_Objective_
Your answer should be a single number: the count of lines in the material below that hold "PROSECRETARIO".

━━━━━━━━━━━━━━━━

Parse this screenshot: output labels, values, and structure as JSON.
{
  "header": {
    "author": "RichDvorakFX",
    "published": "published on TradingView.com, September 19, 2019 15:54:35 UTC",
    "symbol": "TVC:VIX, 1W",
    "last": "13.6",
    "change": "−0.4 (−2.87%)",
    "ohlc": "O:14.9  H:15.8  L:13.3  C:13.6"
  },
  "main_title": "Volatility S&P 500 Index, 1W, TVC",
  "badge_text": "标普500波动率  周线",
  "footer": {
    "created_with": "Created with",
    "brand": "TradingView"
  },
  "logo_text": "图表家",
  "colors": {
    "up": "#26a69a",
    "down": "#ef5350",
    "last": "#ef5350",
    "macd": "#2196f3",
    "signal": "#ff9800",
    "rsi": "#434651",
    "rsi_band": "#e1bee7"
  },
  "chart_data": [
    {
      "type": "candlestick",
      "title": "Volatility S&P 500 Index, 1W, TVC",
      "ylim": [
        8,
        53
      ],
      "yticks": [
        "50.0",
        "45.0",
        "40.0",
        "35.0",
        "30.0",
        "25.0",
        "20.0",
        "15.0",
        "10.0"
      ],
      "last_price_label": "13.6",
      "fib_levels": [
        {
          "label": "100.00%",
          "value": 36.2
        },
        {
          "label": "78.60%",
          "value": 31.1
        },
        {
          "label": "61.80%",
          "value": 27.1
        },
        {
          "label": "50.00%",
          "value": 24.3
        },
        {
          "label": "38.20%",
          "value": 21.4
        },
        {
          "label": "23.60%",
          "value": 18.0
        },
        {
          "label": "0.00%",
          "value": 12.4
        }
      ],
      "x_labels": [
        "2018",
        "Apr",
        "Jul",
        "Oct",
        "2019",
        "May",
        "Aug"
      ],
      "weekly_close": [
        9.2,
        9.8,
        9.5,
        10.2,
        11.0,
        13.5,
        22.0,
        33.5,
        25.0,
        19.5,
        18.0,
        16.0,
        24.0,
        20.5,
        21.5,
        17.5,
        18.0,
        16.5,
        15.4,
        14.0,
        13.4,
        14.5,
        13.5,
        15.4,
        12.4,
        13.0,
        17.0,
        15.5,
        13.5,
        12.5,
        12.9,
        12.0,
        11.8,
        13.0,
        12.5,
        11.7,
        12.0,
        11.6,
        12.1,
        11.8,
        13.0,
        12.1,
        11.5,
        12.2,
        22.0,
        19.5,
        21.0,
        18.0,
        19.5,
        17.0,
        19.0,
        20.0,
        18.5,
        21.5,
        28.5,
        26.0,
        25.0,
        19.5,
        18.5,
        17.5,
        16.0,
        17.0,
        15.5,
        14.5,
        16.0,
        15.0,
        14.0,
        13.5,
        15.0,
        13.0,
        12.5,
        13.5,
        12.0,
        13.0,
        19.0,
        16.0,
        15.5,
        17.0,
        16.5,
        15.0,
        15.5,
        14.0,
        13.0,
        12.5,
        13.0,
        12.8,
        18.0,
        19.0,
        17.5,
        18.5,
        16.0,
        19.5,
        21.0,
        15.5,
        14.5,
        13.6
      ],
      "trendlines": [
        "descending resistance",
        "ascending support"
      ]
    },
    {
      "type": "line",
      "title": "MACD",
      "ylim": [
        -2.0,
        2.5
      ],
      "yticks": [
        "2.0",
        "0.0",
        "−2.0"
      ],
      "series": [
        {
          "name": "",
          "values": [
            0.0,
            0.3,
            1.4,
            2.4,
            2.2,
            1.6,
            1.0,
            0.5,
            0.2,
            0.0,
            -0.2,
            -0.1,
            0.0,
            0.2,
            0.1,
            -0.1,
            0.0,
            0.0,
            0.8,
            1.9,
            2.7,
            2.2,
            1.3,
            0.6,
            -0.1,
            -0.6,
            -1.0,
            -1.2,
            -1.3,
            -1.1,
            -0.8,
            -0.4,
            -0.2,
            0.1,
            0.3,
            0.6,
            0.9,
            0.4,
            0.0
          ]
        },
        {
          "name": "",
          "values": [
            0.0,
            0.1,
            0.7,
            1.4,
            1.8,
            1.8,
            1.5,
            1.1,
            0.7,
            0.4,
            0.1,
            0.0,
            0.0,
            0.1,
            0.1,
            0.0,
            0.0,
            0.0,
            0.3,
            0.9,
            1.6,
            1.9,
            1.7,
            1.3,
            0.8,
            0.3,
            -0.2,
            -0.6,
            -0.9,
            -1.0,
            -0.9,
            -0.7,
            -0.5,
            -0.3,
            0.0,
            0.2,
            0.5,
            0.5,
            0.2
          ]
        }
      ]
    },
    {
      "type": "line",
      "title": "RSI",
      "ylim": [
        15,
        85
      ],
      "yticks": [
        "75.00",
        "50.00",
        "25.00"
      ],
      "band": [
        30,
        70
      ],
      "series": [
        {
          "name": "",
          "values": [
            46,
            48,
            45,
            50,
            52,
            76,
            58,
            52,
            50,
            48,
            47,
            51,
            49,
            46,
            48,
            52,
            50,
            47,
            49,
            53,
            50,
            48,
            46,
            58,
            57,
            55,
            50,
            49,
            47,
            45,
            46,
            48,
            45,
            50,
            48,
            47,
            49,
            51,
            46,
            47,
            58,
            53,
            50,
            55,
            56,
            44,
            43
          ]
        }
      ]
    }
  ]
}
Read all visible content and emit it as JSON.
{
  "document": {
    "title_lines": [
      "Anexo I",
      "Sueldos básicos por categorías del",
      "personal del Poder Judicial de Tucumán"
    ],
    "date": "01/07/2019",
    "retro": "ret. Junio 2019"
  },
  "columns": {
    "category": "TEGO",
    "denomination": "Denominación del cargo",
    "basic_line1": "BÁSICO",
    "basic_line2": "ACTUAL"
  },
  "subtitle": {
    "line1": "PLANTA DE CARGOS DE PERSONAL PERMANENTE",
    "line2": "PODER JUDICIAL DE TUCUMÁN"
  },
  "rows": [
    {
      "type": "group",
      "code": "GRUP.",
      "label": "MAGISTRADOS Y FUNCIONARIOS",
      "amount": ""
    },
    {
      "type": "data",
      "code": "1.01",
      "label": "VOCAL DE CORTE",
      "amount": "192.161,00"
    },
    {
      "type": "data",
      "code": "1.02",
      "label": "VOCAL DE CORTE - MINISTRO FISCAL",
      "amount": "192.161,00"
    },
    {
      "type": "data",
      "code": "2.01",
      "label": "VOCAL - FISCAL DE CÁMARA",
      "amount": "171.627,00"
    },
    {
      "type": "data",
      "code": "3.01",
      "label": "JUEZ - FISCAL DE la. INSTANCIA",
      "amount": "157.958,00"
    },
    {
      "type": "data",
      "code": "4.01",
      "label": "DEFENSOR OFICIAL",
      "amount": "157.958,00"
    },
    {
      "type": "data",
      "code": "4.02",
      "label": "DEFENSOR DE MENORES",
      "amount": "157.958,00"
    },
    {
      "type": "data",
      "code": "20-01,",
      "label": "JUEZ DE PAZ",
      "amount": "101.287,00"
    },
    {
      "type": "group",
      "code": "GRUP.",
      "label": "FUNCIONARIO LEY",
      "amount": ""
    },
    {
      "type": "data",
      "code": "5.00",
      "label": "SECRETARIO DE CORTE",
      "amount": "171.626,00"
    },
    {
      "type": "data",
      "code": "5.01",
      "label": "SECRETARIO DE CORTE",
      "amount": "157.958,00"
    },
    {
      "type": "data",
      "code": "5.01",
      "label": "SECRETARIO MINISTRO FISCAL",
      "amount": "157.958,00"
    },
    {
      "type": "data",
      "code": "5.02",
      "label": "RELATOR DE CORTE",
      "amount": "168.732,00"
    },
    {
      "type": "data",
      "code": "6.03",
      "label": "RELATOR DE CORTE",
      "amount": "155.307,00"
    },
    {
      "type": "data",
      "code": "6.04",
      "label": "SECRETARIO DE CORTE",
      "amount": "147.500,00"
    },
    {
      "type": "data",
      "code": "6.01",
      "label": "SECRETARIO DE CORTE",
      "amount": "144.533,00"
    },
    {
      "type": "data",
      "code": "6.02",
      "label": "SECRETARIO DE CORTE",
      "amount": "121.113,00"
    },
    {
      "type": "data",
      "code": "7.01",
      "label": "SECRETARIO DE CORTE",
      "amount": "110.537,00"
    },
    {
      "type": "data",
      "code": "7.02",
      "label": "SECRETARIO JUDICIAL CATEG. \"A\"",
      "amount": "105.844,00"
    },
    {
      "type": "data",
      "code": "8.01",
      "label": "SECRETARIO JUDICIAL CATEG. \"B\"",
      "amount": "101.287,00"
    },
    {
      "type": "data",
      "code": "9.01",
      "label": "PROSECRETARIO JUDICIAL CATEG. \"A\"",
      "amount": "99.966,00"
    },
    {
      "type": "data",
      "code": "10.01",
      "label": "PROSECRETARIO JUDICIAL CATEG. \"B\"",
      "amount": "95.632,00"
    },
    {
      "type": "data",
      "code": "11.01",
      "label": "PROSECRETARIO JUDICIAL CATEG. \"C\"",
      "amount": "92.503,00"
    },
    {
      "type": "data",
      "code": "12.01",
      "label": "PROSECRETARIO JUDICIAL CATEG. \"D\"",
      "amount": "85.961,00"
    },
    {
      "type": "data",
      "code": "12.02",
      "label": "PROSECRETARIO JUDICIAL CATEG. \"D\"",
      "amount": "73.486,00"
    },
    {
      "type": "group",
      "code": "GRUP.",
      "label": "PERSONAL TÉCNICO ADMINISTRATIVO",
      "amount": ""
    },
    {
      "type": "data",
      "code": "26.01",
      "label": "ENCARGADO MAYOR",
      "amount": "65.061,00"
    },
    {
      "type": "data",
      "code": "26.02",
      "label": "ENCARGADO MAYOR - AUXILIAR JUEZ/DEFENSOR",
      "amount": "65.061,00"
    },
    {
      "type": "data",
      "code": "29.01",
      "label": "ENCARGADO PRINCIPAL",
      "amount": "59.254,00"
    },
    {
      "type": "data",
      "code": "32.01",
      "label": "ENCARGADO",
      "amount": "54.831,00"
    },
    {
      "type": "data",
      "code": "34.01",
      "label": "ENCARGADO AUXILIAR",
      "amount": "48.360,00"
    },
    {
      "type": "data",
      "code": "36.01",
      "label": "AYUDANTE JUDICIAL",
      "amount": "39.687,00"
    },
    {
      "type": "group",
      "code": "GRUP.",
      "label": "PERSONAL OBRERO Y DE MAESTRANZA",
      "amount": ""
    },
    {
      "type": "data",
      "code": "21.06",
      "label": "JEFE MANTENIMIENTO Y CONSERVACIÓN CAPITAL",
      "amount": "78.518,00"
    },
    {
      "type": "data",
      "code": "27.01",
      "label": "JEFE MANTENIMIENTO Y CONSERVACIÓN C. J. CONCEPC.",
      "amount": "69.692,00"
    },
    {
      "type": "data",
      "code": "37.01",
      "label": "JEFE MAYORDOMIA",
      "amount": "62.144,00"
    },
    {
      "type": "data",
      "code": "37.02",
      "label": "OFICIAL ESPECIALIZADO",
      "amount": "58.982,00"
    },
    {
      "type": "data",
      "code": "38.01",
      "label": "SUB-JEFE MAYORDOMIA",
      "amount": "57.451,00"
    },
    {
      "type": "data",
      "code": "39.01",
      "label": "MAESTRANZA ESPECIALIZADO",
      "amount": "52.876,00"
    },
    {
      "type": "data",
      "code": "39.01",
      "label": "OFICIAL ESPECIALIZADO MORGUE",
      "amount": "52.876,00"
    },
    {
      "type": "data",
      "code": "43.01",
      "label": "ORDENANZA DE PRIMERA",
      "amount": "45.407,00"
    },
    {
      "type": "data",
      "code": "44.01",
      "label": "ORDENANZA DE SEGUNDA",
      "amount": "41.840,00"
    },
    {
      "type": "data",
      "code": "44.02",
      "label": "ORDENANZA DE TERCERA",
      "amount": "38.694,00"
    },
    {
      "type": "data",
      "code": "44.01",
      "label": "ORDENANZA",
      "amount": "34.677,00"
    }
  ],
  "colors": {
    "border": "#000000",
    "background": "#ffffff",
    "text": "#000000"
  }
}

━━━━━━━━━━━━━━━━

_Answer for the task_
5